== Dataset records

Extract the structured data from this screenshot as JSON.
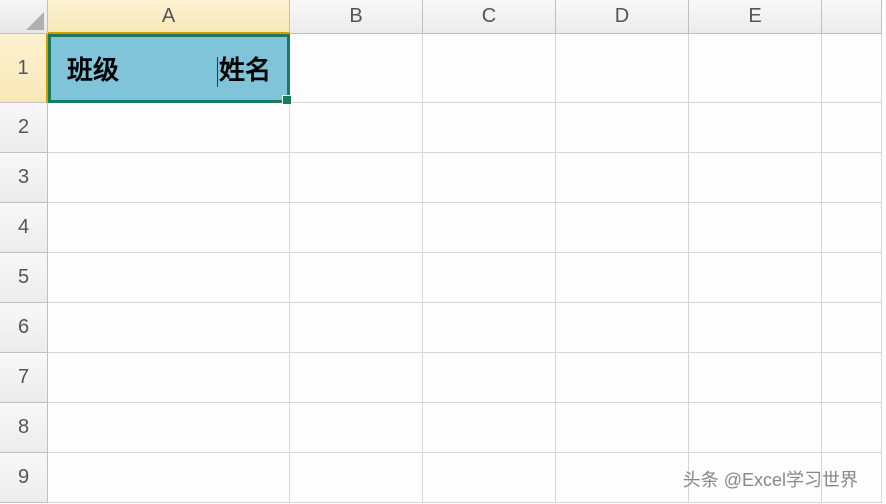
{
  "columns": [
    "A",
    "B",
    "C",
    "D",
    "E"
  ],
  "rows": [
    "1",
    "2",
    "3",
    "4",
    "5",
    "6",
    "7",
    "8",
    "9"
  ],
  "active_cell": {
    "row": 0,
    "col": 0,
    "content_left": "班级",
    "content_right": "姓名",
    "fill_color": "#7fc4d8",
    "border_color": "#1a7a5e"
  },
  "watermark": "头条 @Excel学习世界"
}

====

What is needed: Leave out the pictures and retype every line above exactly.

Exercise solution:
Extract the structured data from this screenshot as JSON.
{
  "columns": [
    "A",
    "B",
    "C",
    "D",
    "E"
  ],
  "rows": [
    "1",
    "2",
    "3",
    "4",
    "5",
    "6",
    "7",
    "8",
    "9"
  ],
  "active_cell": {
    "row": 0,
    "col": 0,
    "content_left": "班级",
    "content_right": "姓名",
    "fill_color": "#7fc4d8",
    "border_color": "#1a7a5e"
  },
  "watermark": "头条 @Excel学习世界"
}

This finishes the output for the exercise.